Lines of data
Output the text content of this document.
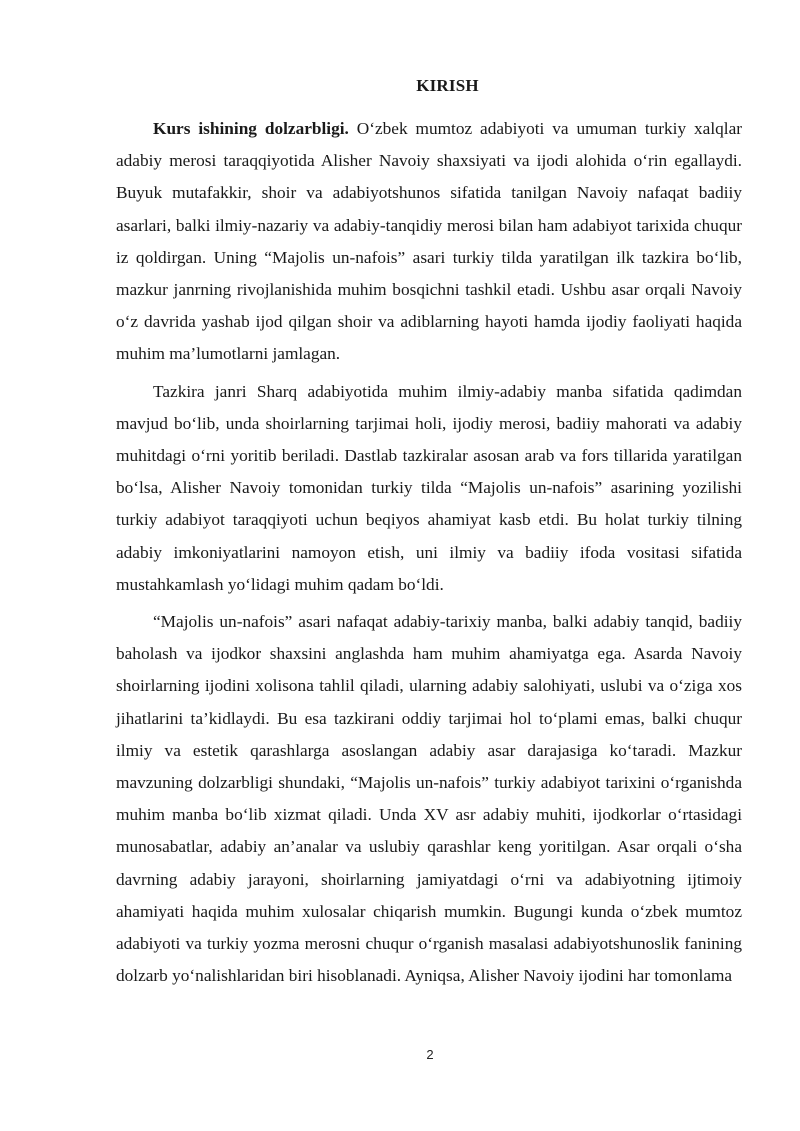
KIRISH

Kurs ishining dolzarbligi. O‘zbek mumtoz adabiyoti va umuman turkiy xalqlar adabiy merosi taraqqiyotida Alisher Navoiy shaxsiyati va ijodi alohida o‘rin egallaydi. Buyuk mutafakkir, shoir va adabiyotshunos sifatida tanilgan Navoiy nafaqat badiiy asarlari, balki ilmiy-nazariy va adabiy-tanqidiy merosi bilan ham adabiyot tarixida chuqur iz qoldirgan. Uning “Majolis un-nafois” asari turkiy tilda yaratilgan ilk tazkira bo‘lib, mazkur janrning rivojlanishida muhim bosqichni tashkil etadi. Ushbu asar orqali Navoiy o‘z davrida yashab ijod qilgan shoir va adiblarning hayoti hamda ijodiy faoliyati haqida muhim ma’lumotlarni jamlagan.

Tazkira janri Sharq adabiyotida muhim ilmiy-adabiy manba sifatida qadimdan mavjud bo‘lib, unda shoirlarning tarjimai holi, ijodiy merosi, badiiy mahorati va adabiy muhitdagi o‘rni yoritib beriladi. Dastlab tazkiralar asosan arab va fors tillarida yaratilgan bo‘lsa, Alisher Navoiy tomonidan turkiy tilda “Majolis un-nafois” asarining yozilishi turkiy adabiyot taraqqiyoti uchun beqiyos ahamiyat kasb etdi. Bu holat turkiy tilning adabiy imkoniyatlarini namoyon etish, uni ilmiy va badiiy ifoda vositasi sifatida mustahkamlash yo‘lidagi muhim qadam bo‘ldi.

“Majolis un-nafois” asari nafaqat adabiy-tarixiy manba, balki adabiy tanqid, badiiy baholash va ijodkor shaxsini anglashda ham muhim ahamiyatga ega. Asarda Navoiy shoirlarning ijodini xolisona tahlil qiladi, ularning adabiy salohiyati, uslubi va o‘ziga xos jihatlarini ta’kidlaydi. Bu esa tazkirani oddiy tarjimai hol to‘plami emas, balki chuqur ilmiy va estetik qarashlarga asoslangan adabiy asar darajasiga ko‘taradi. Mazkur mavzuning dolzarbligi shundaki, “Majolis un-nafois” turkiy adabiyot tarixini o‘rganishda muhim manba bo‘lib xizmat qiladi. Unda XV asr adabiy muhiti, ijodkorlar o‘rtasidagi munosabatlar, adabiy an’analar va uslubiy qarashlar keng yoritilgan. Asar orqali o‘sha davrning adabiy jarayoni, shoirlarning jamiyatdagi o‘rni va adabiyotning ijtimoiy ahamiyati haqida muhim xulosalar chiqarish mumkin. Bugungi kunda o‘zbek mumtoz adabiyoti va turkiy yozma merosni chuqur o‘rganish masalasi adabiyotshunoslik fanining dolzarb yo‘nalishlaridan biri hisoblanadi. Ayniqsa, Alisher Navoiy ijodini har tomonlama

2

## [Exercise objective]
Identify lines with the string "tarjimai". Copy each one.

## [Worked solution]
Tazkira janri Sharq adabiyotida muhim ilmiy-adabiy manba sifatida qadimdan mavjud bo‘lib, unda shoirlarning tarjimai holi, ijodiy merosi, badiiy mahorati va adabiy muhitdagi o‘rni yoritib beriladi. Dastlab tazkiralar asosan arab va fors tillarida yaratilgan bo‘lsa, Alisher Navoiy tomonidan turkiy tilda “Majolis un-nafois” asarining yozilishi turkiy adabiyot taraqqiyoti uchun beqiyos ahamiyat kasb etdi. Bu holat turkiy tilning adabiy imkoniyatlarini namoyon etish, uni ilmiy va badiiy ifoda vositasi sifatida mustahkamlash yo‘lidagi muhim qadam bo‘ldi.
“Majolis un-nafois” asari nafaqat adabiy-tarixiy manba, balki adabiy tanqid, badiiy baholash va ijodkor shaxsini anglashda ham muhim ahamiyatga ega. Asarda Navoiy shoirlarning ijodini xolisona tahlil qiladi, ularning adabiy salohiyati, uslubi va o‘ziga xos jihatlarini ta’kidlaydi. Bu esa tazkirani oddiy tarjimai hol to‘plami emas, balki chuqur ilmiy va estetik qarashlarga asoslangan adabiy asar darajasiga ko‘taradi. Mazkur mavzuning dolzarbligi shundaki, “Majolis un-nafois” turkiy adabiyot tarixini o‘rganishda muhim manba bo‘lib xizmat qiladi. Unda XV asr adabiy muhiti, ijodkorlar o‘rtasidagi munosabatlar, adabiy an’analar va uslubiy qarashlar keng yoritilgan. Asar orqali o‘sha davrning adabiy jarayoni, shoirlarning jamiyatdagi o‘rni va adabiyotning ijtimoiy ahamiyati haqida muhim xulosalar chiqarish mumkin. Bugungi kunda o‘zbek mumtoz adabiyoti va turkiy yozma merosni chuqur o‘rganish masalasi adabiyotshunoslik fanining dolzarb yo‘nalishlaridan biri hisoblanadi. Ayniqsa, Alisher Navoiy ijodini har tomonlama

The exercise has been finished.